* [DIRECTIONS]: Can you write out every line below word for word, leaving out any pictures?

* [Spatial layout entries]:
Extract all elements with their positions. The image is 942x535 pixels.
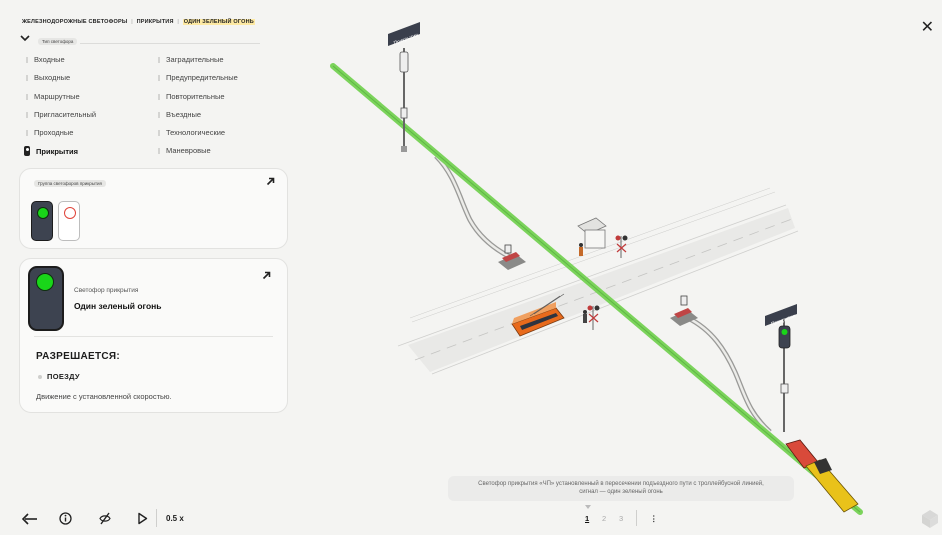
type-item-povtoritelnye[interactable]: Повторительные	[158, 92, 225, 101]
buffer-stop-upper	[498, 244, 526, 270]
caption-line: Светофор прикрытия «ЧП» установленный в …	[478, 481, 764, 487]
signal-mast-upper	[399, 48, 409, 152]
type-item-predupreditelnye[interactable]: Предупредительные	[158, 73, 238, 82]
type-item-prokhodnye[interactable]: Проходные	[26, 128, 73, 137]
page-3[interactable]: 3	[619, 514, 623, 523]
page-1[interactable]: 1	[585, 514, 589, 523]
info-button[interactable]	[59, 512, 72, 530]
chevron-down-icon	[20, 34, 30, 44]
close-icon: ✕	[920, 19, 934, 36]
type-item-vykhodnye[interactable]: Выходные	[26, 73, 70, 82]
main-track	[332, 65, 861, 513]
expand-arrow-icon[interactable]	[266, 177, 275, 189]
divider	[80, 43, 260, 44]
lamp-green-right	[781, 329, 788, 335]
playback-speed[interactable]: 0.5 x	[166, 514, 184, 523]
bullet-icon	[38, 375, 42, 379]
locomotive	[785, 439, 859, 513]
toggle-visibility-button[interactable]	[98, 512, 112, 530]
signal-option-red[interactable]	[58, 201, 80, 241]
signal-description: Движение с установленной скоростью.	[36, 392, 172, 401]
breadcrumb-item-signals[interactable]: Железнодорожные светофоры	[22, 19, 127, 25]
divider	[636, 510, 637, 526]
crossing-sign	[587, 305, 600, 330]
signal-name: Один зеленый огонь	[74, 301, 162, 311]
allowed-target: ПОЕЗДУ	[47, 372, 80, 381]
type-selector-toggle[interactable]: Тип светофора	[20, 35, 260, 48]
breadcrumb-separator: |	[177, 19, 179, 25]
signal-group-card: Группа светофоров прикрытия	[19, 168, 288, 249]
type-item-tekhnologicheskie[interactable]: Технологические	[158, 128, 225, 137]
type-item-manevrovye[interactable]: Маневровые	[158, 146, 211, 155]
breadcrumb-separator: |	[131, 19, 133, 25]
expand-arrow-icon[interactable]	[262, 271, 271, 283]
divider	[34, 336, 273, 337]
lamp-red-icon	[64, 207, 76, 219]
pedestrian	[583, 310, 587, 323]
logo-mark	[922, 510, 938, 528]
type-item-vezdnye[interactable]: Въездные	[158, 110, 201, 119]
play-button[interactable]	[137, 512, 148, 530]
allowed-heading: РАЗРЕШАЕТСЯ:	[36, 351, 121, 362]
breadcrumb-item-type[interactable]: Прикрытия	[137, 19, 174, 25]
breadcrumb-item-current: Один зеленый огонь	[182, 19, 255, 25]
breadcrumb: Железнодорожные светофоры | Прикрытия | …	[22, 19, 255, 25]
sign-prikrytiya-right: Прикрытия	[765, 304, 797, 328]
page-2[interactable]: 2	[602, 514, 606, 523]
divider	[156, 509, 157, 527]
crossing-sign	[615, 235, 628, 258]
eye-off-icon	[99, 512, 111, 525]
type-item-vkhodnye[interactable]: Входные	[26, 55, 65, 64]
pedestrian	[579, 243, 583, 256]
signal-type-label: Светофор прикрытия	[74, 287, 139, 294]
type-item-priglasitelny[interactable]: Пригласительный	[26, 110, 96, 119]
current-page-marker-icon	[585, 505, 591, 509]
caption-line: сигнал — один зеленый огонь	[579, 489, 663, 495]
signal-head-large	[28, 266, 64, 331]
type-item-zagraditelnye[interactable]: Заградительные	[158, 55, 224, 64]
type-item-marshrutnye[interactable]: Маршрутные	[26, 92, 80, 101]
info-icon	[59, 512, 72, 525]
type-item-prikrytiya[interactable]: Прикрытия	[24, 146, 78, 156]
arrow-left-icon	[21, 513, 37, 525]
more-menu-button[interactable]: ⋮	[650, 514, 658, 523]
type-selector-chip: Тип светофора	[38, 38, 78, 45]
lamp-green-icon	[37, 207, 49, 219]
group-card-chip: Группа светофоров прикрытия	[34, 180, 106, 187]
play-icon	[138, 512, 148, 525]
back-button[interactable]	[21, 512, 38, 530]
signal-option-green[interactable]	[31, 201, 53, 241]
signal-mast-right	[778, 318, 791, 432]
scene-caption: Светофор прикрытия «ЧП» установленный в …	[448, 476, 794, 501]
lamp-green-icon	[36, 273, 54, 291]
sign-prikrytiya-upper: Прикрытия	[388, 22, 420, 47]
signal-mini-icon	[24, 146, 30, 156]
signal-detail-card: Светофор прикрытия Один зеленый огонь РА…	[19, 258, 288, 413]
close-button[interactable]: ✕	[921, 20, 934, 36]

* [FULL SOLUTION]:
Extract all elements with their positions. The image is 942x535 pixels.
type-item-povtoritelnye[interactable]: Повторительные	[158, 92, 225, 101]
buffer-stop-upper	[498, 244, 526, 270]
caption-line: Светофор прикрытия «ЧП» установленный в …	[478, 481, 764, 487]
signal-mast-upper	[399, 48, 409, 152]
type-item-predupreditelnye[interactable]: Предупредительные	[158, 73, 238, 82]
type-item-prokhodnye[interactable]: Проходные	[26, 128, 73, 137]
page-3[interactable]: 3	[619, 514, 623, 523]
page-1[interactable]: 1	[585, 514, 589, 523]
info-button[interactable]	[59, 512, 72, 530]
chevron-down-icon	[20, 34, 30, 44]
close-icon: ✕	[920, 19, 934, 36]
type-item-vykhodnye[interactable]: Выходные	[26, 73, 70, 82]
main-track	[332, 65, 861, 513]
expand-arrow-icon[interactable]	[266, 177, 275, 189]
divider	[80, 43, 260, 44]
lamp-green-right	[781, 329, 788, 335]
playback-speed[interactable]: 0.5 x	[166, 514, 184, 523]
bullet-icon	[38, 375, 42, 379]
locomotive	[785, 439, 859, 513]
toggle-visibility-button[interactable]	[98, 512, 112, 530]
signal-option-red[interactable]	[58, 201, 80, 241]
signal-description: Движение с установленной скоростью.	[36, 392, 172, 401]
breadcrumb-item-signals[interactable]: Железнодорожные светофоры	[22, 19, 127, 25]
divider	[636, 510, 637, 526]
crossing-sign	[587, 305, 600, 330]
signal-name: Один зеленый огонь	[74, 301, 162, 311]
allowed-target: ПОЕЗДУ	[47, 372, 80, 381]
type-selector-toggle[interactable]: Тип светофора	[20, 35, 260, 48]
breadcrumb-separator: |	[177, 19, 179, 25]
signal-group-card: Группа светофоров прикрытия	[19, 168, 288, 249]
type-item-tekhnologicheskie[interactable]: Технологические	[158, 128, 225, 137]
type-item-manevrovye[interactable]: Маневровые	[158, 146, 211, 155]
breadcrumb-separator: |	[131, 19, 133, 25]
expand-arrow-icon[interactable]	[262, 271, 271, 283]
divider	[34, 336, 273, 337]
lamp-red-icon	[64, 207, 76, 219]
pedestrian	[583, 310, 587, 323]
logo-mark	[922, 510, 938, 528]
type-item-vezdnye[interactable]: Въездные	[158, 110, 201, 119]
play-button[interactable]	[137, 512, 148, 530]
allowed-heading: РАЗРЕШАЕТСЯ:	[36, 351, 121, 362]
breadcrumb-item-type[interactable]: Прикрытия	[137, 19, 174, 25]
breadcrumb-item-current: Один зеленый огонь	[182, 19, 255, 25]
breadcrumb: Железнодорожные светофоры | Прикрытия | …	[22, 19, 255, 25]
sign-prikrytiya-right: Прикрытия	[765, 304, 797, 328]
page-2[interactable]: 2	[602, 514, 606, 523]
divider	[156, 509, 157, 527]
crossing-sign	[615, 235, 628, 258]
eye-off-icon	[99, 512, 111, 525]
type-item-vkhodnye[interactable]: Входные	[26, 55, 65, 64]
pedestrian	[579, 243, 583, 256]
signal-type-label: Светофор прикрытия	[74, 287, 139, 294]
type-item-priglasitelny[interactable]: Пригласительный	[26, 110, 96, 119]
current-page-marker-icon	[585, 505, 591, 509]
caption-line: сигнал — один зеленый огонь	[579, 489, 663, 495]
signal-head-large	[28, 266, 64, 331]
type-item-zagraditelnye[interactable]: Заградительные	[158, 55, 224, 64]
type-item-marshrutnye[interactable]: Маршрутные	[26, 92, 80, 101]
info-icon	[59, 512, 72, 525]
type-item-prikrytiya[interactable]: Прикрытия	[24, 146, 78, 156]
arrow-left-icon	[21, 513, 37, 525]
more-menu-button[interactable]: ⋮	[650, 514, 658, 523]
type-selector-chip: Тип светофора	[38, 38, 78, 45]
lamp-green-icon	[37, 207, 49, 219]
group-card-chip: Группа светофоров прикрытия	[34, 180, 106, 187]
play-icon	[138, 512, 148, 525]
back-button[interactable]	[21, 512, 38, 530]
signal-option-green[interactable]	[31, 201, 53, 241]
signal-mast-right	[778, 318, 791, 432]
scene-caption: Светофор прикрытия «ЧП» установленный в …	[448, 476, 794, 501]
lamp-green-icon	[36, 273, 54, 291]
sign-prikrytiya-upper: Прикрытия	[388, 22, 420, 47]
signal-mini-icon	[24, 146, 30, 156]
signal-detail-card: Светофор прикрытия Один зеленый огонь РА…	[19, 258, 288, 413]
close-button[interactable]: ✕	[921, 20, 934, 36]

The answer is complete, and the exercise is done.